>> start Input material

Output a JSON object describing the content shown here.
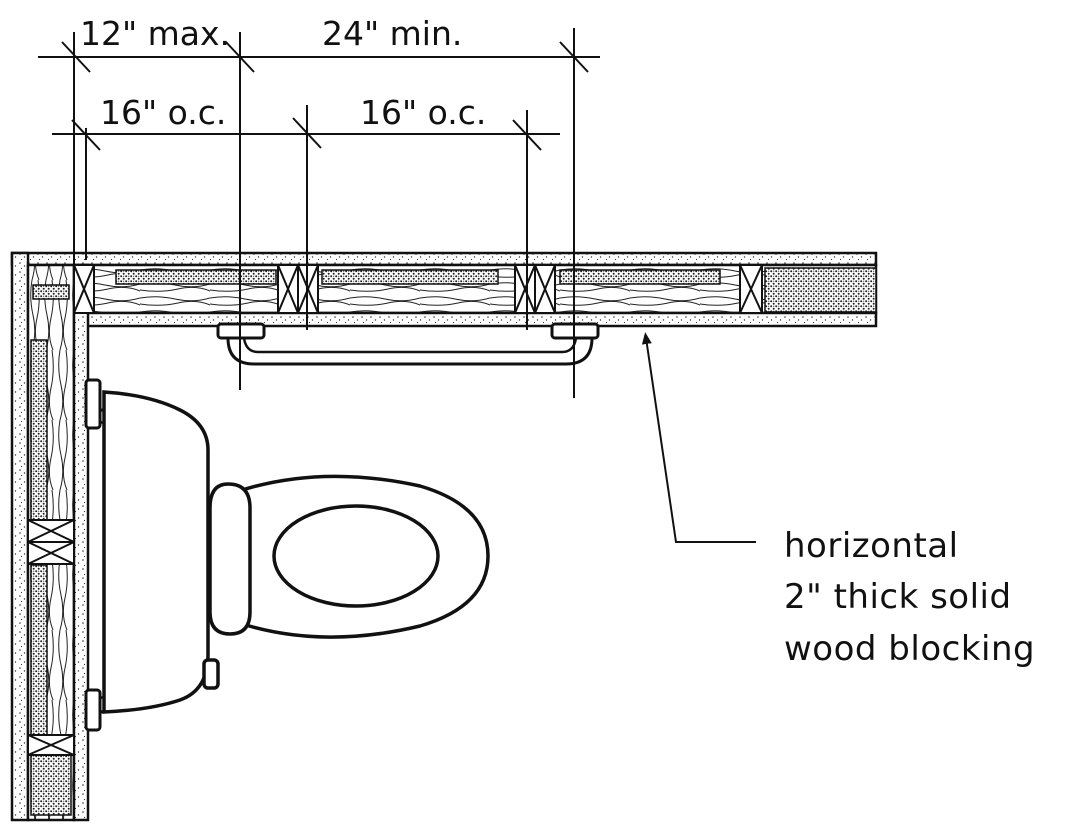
{
  "dimensions": {
    "top_left": "12\" max.",
    "top_right": "24\" min.",
    "mid_left": "16\" o.c.",
    "mid_right": "16\" o.c."
  },
  "note": {
    "line1": "horizontal",
    "line2": "2\" thick solid",
    "line3": "wood blocking"
  },
  "colors": {
    "ink": "#111111",
    "paper": "#ffffff"
  }
}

>> end Input material

Required work ▸ Restate each line of the records exactly; pictures do not belong in the copy.

Exercise solution ▸
Output a JSON object describing the content shown here.
{
  "dimensions": {
    "top_left": "12\" max.",
    "top_right": "24\" min.",
    "mid_left": "16\" o.c.",
    "mid_right": "16\" o.c."
  },
  "note": {
    "line1": "horizontal",
    "line2": "2\" thick solid",
    "line3": "wood blocking"
  },
  "colors": {
    "ink": "#111111",
    "paper": "#ffffff"
  }
}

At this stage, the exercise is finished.